Document passage:
..........

ORION: Teaching Language Models to Reason Efficiently in the Language of Thought
Kumar Tanmay, Kriti Aggarwal, Paul Pu Liang, Subhabrata Mukherjee
2025-12-02
Summary
This paper introduces a new way for large language models to 'think' about problems, making them faster and more efficient without losing accuracy. It's based on the idea that humans don't use a lot of words when reasoning internally, and tries to get AI to do the same.
What's the problem?
Current large reasoning models, while good at things like math and coding, are slow and wordy. They generate long explanations, which takes time and computing power. These explanations aren't always clear or helpful, and often repeat themselves. Essentially, they 'think' too much like they're writing an essay instead of doing quick calculations.
What's the solution?
The researchers developed a system called ORION that uses a compressed 'reasoning language' inspired by how humans might think – a more symbolic and concise internal representation. They then used a technique called SHORTER LENGTH PREFERENCE OPTIMIZATION (SLPO) to train the model to prefer shorter, correct solutions. SLPO is a type of reinforcement learning that rewards the model for being brief while still getting the right answer, and allows for longer reasoning when necessary.
Why it matters?
This work is important because it makes powerful AI reasoning much more practical. By significantly reducing the length of the reasoning process, it lowers costs, speeds up responses, and makes these models more accessible for real-time applications. It also gets us closer to understanding how humans think and building AI that reasons more like we do.

..........

Problem A:
List the authors of the ORION paper summary.
Problem B:
Check each statement against the ORION paper summary. Answer yes or no, and quote the words that decide it.
(i) SLPO is a form of reinforcement learning.
(ii) According to the summary, current large reasoning models perform poorly at math and coding.
(iii) SLPO never lets the model use longer reasoning.
Problem C:
Continue the ORION paper summary from its final sentence.

..........

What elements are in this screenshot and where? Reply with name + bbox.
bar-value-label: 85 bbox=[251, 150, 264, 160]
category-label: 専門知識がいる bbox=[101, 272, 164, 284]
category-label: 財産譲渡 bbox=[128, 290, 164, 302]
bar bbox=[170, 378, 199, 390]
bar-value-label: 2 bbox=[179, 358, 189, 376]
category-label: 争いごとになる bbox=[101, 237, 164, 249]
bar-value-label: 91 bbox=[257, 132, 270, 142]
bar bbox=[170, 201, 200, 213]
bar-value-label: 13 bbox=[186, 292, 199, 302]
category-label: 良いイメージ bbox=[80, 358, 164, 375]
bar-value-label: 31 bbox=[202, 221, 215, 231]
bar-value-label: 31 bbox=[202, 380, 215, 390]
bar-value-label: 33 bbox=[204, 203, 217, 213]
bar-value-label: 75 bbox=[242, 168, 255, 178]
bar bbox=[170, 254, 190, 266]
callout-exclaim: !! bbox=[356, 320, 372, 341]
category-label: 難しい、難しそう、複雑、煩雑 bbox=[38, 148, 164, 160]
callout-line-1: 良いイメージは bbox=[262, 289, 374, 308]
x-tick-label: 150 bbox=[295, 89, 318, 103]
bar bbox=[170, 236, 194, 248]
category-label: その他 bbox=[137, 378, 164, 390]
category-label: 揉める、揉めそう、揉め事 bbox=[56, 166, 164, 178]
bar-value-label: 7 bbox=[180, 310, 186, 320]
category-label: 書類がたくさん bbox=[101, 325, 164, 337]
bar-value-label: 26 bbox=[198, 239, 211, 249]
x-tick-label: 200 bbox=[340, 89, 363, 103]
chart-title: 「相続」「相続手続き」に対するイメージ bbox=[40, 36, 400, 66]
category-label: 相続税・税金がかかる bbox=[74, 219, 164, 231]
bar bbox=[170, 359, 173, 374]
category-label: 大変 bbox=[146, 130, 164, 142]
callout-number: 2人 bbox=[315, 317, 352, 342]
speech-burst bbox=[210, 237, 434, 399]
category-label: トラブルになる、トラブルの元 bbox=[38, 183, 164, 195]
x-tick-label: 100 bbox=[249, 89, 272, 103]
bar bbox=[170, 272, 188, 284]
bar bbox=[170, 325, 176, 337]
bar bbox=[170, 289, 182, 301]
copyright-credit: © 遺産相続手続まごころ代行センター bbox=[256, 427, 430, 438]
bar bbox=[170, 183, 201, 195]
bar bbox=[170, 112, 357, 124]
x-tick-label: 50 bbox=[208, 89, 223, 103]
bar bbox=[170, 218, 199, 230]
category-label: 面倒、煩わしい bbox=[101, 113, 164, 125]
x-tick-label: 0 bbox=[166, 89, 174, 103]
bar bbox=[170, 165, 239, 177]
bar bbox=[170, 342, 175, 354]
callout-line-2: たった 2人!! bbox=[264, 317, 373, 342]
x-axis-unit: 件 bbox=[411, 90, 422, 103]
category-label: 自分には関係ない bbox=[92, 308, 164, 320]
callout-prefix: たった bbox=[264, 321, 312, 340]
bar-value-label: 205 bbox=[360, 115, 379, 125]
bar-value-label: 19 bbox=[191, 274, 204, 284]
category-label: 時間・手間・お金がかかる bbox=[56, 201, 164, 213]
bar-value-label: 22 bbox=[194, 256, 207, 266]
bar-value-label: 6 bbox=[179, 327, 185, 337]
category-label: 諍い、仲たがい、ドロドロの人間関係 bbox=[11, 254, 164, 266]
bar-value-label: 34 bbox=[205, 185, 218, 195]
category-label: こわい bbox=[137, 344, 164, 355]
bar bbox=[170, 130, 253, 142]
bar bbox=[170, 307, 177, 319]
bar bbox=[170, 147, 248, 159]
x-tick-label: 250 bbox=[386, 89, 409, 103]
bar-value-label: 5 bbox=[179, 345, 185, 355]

..........

Result A:
Kumar Tanmay, Kriti Aggarwal, Paul Pu Liang, Subhabrata Mukherjee

Result B:
(i) Yes: "SLPO is a type of reinforcement learning"
(ii) No: "while good at things like math and coding"
(iii) No: "allows for longer reasoning when necessary"

Result C:
Abstract
Large Reasoning Models (LRMs) achieve strong performance in mathematics, code generation, and task planning, but their reliance on long chains of verbose "thinking" tokens leads to high latency, redundancy, and incoherent reasoning paths. Inspired by the Language of Thought Hypothesis, which posits that human reasoning operates over a symbolic, compositional mental language called Mentalese, we introduce a framework that trains models to reason in a similarly compact style. Mentalese encodes abstract reasoning as ultra-compressed, structured tokens, enabling models to solve complex problems with far fewer steps. To improve both efficiency and accuracy, we propose SHORTER LENGTH PREFERENCE OPTIMIZATION (SLPO), a reinforcement learning method that rewards concise solutions that stay correct, while still allowing longer reasoning when needed. Applied to Mentalese-aligned models, SLPO yields significantly higher compression rates by enabling concise reasoning that preserves the benefits of detailed thinking without the computational overhead. Across benchmarks including AIME 2024 and 2025, MinervaMath, OlympiadBench, Math500, and AMC, our ORION models produce reasoning traces with 4-16x fewer tokens, achieve up to 5x lower inference latency, and reduce training costs by 7-9x relative to the DeepSeek R1 Distilled model, while maintaining 90-98% of its accuracy. ORION also surpasses Claude and ChatGPT-4o by up to 5% in accuracy while maintaining 2x compression. These results show that Mentalese-style compressed reasoning offers a step toward human-like cognitive efficiency, enabling real-time, cost-effective reasoning without sacrificing accuracy.